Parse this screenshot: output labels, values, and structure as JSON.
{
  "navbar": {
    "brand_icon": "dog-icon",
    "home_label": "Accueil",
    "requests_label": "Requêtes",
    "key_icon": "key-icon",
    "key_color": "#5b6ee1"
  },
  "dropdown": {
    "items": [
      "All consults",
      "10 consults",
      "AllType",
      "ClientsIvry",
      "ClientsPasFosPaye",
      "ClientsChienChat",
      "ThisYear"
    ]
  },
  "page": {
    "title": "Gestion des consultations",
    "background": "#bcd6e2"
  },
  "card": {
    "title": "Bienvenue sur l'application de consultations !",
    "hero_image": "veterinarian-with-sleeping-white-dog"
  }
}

◆ **GOAL OF THE EXERCISE**:
Return every entry exactly as given.

◆ **EXERCISE RESPONSE**:
Parse this screenshot: output labels, values, and structure as JSON.
{
  "navbar": {
    "brand_icon": "dog-icon",
    "home_label": "Accueil",
    "requests_label": "Requêtes",
    "key_icon": "key-icon",
    "key_color": "#5b6ee1"
  },
  "dropdown": {
    "items": [
      "All consults",
      "10 consults",
      "AllType",
      "ClientsIvry",
      "ClientsPasFosPaye",
      "ClientsChienChat",
      "ThisYear"
    ]
  },
  "page": {
    "title": "Gestion des consultations",
    "background": "#bcd6e2"
  },
  "card": {
    "title": "Bienvenue sur l'application de consultations !",
    "hero_image": "veterinarian-with-sleeping-white-dog"
  }
}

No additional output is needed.